- _Set exercise_: Copy out the records precisely, omitting pictures.

- _Given data_:
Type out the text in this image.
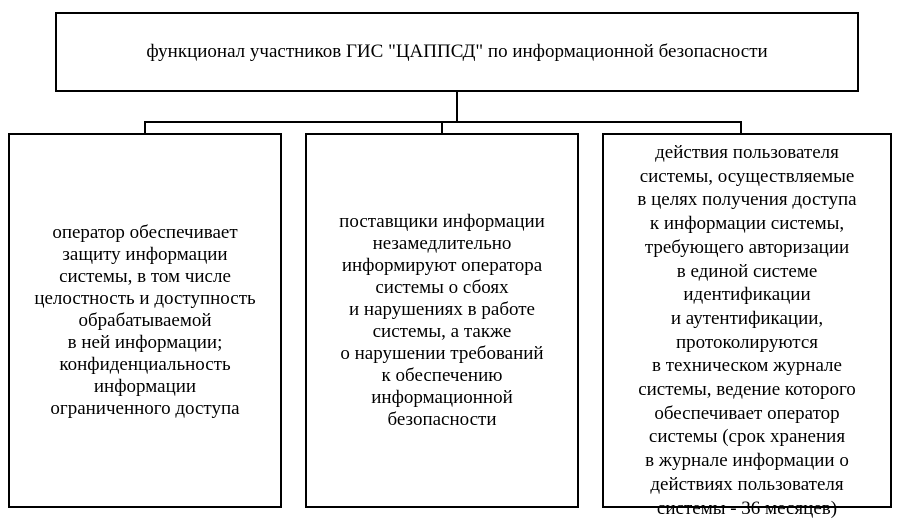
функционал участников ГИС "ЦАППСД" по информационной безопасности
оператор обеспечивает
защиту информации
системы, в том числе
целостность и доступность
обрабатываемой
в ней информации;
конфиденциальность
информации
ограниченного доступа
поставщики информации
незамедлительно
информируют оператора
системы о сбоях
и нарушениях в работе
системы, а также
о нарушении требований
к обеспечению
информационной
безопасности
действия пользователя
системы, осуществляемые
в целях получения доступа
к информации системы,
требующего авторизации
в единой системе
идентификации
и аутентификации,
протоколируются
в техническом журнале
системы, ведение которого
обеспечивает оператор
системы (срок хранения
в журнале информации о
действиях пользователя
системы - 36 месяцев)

- _Answer in full_:
Type out the text in this image.
функционал участников ГИС "ЦАППСД" по информационной безопасности
оператор обеспечивает
защиту информации
системы, в том числе
целостность и доступность
обрабатываемой
в ней информации;
конфиденциальность
информации
ограниченного доступа
поставщики информации
незамедлительно
информируют оператора
системы о сбоях
и нарушениях в работе
системы, а также
о нарушении требований
к обеспечению
информационной
безопасности
действия пользователя
системы, осуществляемые
в целях получения доступа
к информации системы,
требующего авторизации
в единой системе
идентификации
и аутентификации,
протоколируются
в техническом журнале
системы, ведение которого
обеспечивает оператор
системы (срок хранения
в журнале информации о
действиях пользователя
системы - 36 месяцев)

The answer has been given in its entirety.